*** DATA SECTION ***

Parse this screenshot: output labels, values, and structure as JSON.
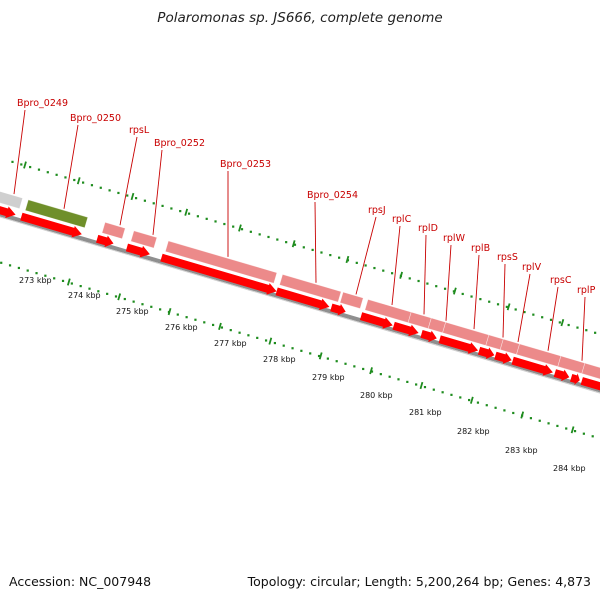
{
  "title": "Polaromonas sp. JS666, complete genome",
  "accession": "Accession: NC_007948",
  "topology": "Topology: circular; Length: 5,200,264 bp; Genes: 4,873",
  "colors": {
    "gene_red": "#ff0000",
    "gene_pink": "#ec8a8a",
    "gene_olive": "#6f8f2a",
    "gene_gray": "#cfcfcf",
    "backbone": "#8f8f8f",
    "dots": "#1e8c1e",
    "label": "#c80000"
  },
  "scale_labels": [
    "273 kbp",
    "274 kbp",
    "275 kbp",
    "276 kbp",
    "277 kbp",
    "278 kbp",
    "279 kbp",
    "280 kbp",
    "281 kbp",
    "282 kbp",
    "283 kbp",
    "284 kbp"
  ],
  "gene_labels": [
    "Bpro_0249",
    "Bpro_0250",
    "rpsL",
    "Bpro_0252",
    "Bpro_0253",
    "Bpro_0254",
    "rpsJ",
    "rplC",
    "rplD",
    "rplW",
    "rplB",
    "rpsS",
    "rplV",
    "rpsC",
    "rplP"
  ]
}
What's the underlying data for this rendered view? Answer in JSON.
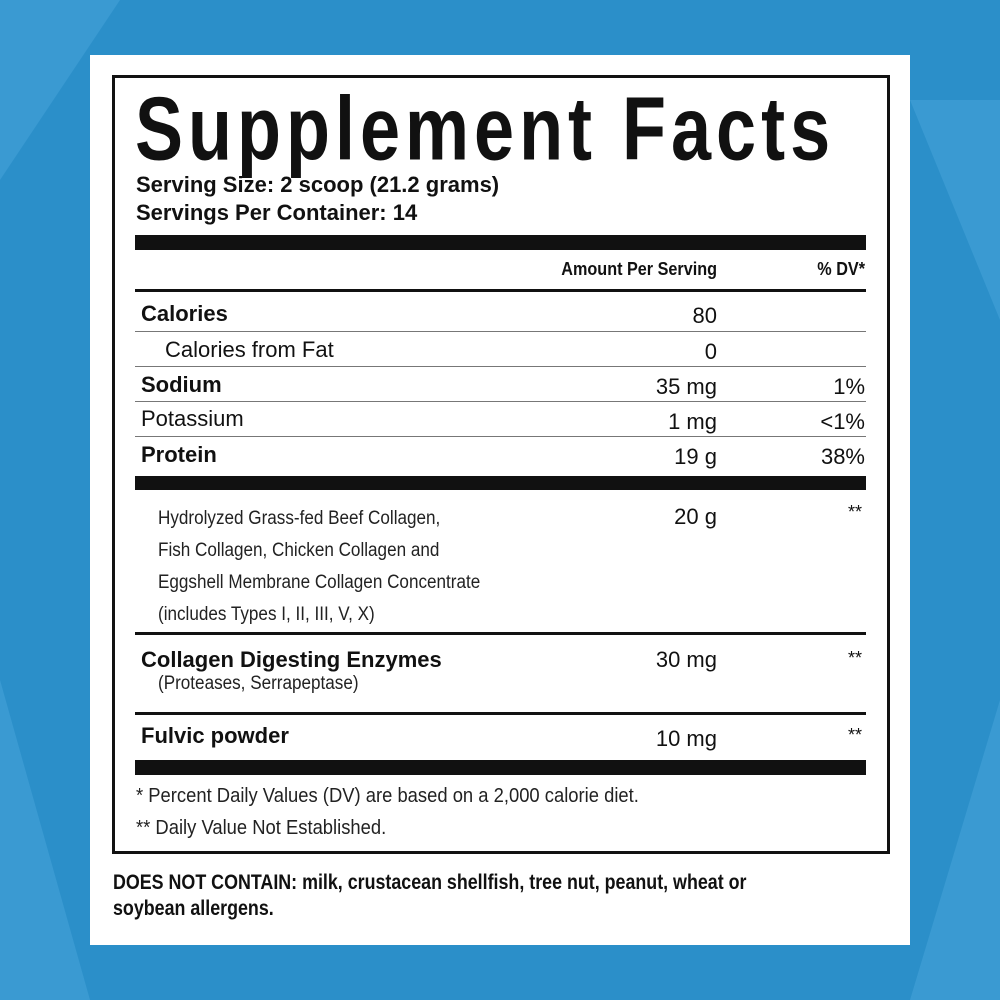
{
  "colors": {
    "background": "#2b8fc9",
    "pattern": "#4aa6dc",
    "panel": "#ffffff",
    "ink": "#111111"
  },
  "label": {
    "title": "Supplement Facts",
    "serving_size": "Serving Size: 2 scoop (21.2 grams)",
    "servings_per_container": "Servings Per Container: 14",
    "header": {
      "amount": "Amount Per Serving",
      "dv": "% DV*"
    },
    "rows": [
      {
        "name": "Calories",
        "amount": "80",
        "dv": ""
      },
      {
        "name": "Calories from Fat",
        "amount": "0",
        "dv": ""
      },
      {
        "name": "Sodium",
        "amount": "35 mg",
        "dv": "1%"
      },
      {
        "name": "Potassium",
        "amount": "1 mg",
        "dv": "<1%"
      },
      {
        "name": "Protein",
        "amount": "19 g",
        "dv": "38%"
      }
    ],
    "blend": {
      "lines": [
        "Hydrolyzed Grass-fed Beef Collagen,",
        "Fish Collagen, Chicken Collagen and",
        "Eggshell Membrane Collagen Concentrate",
        "(includes Types I, II, III, V, X)"
      ],
      "amount": "20 g",
      "dv": "**"
    },
    "enzymes": {
      "name": "Collagen Digesting Enzymes",
      "detail": "(Proteases, Serrapeptase)",
      "amount": "30 mg",
      "dv": "**"
    },
    "fulvic": {
      "name": "Fulvic powder",
      "amount": "10 mg",
      "dv": "**"
    },
    "footnotes": [
      "* Percent Daily Values (DV) are based on a 2,000 calorie diet.",
      "** Daily Value Not Established."
    ]
  },
  "allergens": [
    "DOES NOT CONTAIN: milk, crustacean shellfish, tree nut, peanut, wheat or",
    "soybean allergens."
  ]
}
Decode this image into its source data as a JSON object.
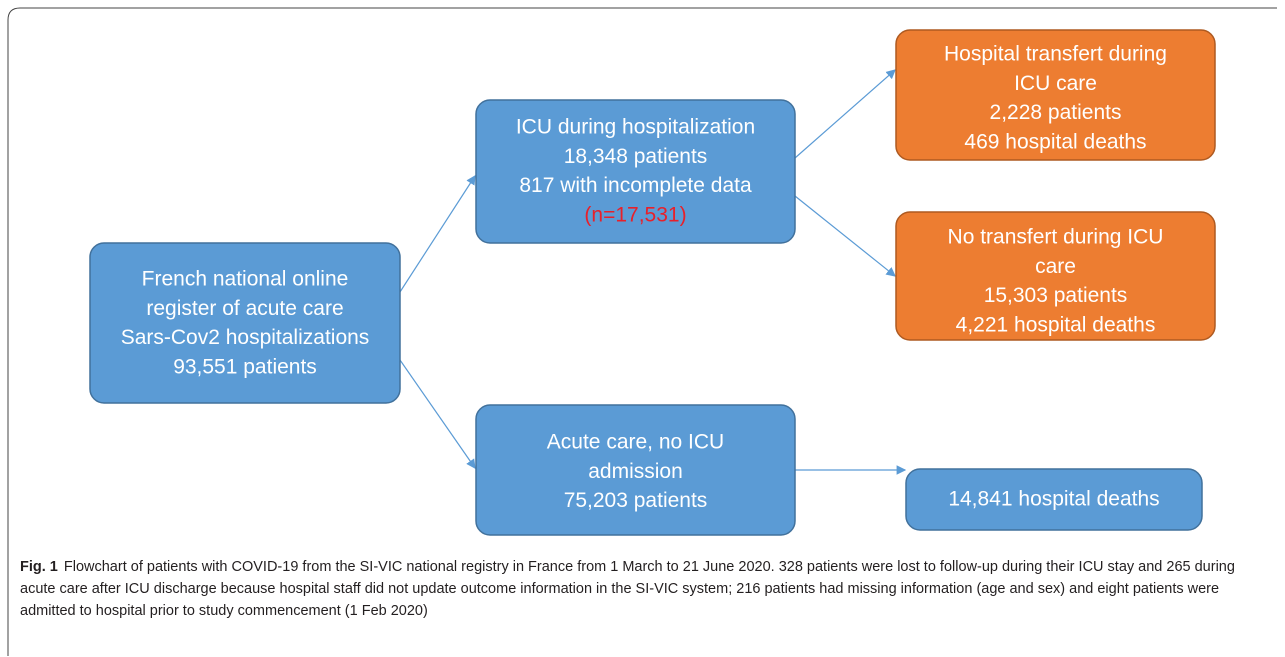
{
  "nodes": [
    {
      "lines": [
        "French national online",
        "register of acute care",
        "Sars-Cov2 hospitalizations",
        "93,551 patients"
      ]
    },
    {
      "lines": [
        "ICU during hospitalization",
        "18,348 patients",
        "817 with incomplete data",
        "(n=17,531)"
      ]
    },
    {
      "lines": [
        "Acute care, no ICU",
        "admission",
        "75,203 patients"
      ]
    },
    {
      "lines": [
        "Hospital transfert during",
        "ICU care",
        "2,228 patients",
        "469 hospital deaths"
      ]
    },
    {
      "lines": [
        "No transfert during ICU",
        "care",
        "15,303 patients",
        "4,221 hospital deaths"
      ]
    },
    {
      "lines": [
        "14,841 hospital deaths"
      ]
    }
  ],
  "caption": {
    "label": "Fig. 1",
    "text": "Flowchart of patients with COVID-19 from the SI-VIC national registry in France from 1 March to 21 June 2020. 328 patients were lost to follow-up during their ICU stay and 265 during acute care after ICU discharge because hospital staff did not update outcome information in the SI-VIC system; 216 patients had missing information (age and sex) and eight patients were admitted to hospital prior to study commencement (1 Feb 2020)"
  }
}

*** End of DATA SECTION ***

TASK DIRECTIONS: Only lines with the word "care" are wanted, so copy each one from the records.

PROBLEM SOLUTION:
        "register of acute care",
        "Acute care, no ICU",
        "ICU care",
        "care",
    "text": "Flowchart of patients with COVID-19 from the SI-VIC national registry in France from 1 March to 21 June 2020. 328 patients were lost to follow-up during their ICU stay and 265 during acute care after ICU discharge because hospital staff did not update outcome information in the SI-VIC system; 216 patients had missing information (age and sex) and eight patients were admitted to hospital prior to study commencement (1 Feb 2020)"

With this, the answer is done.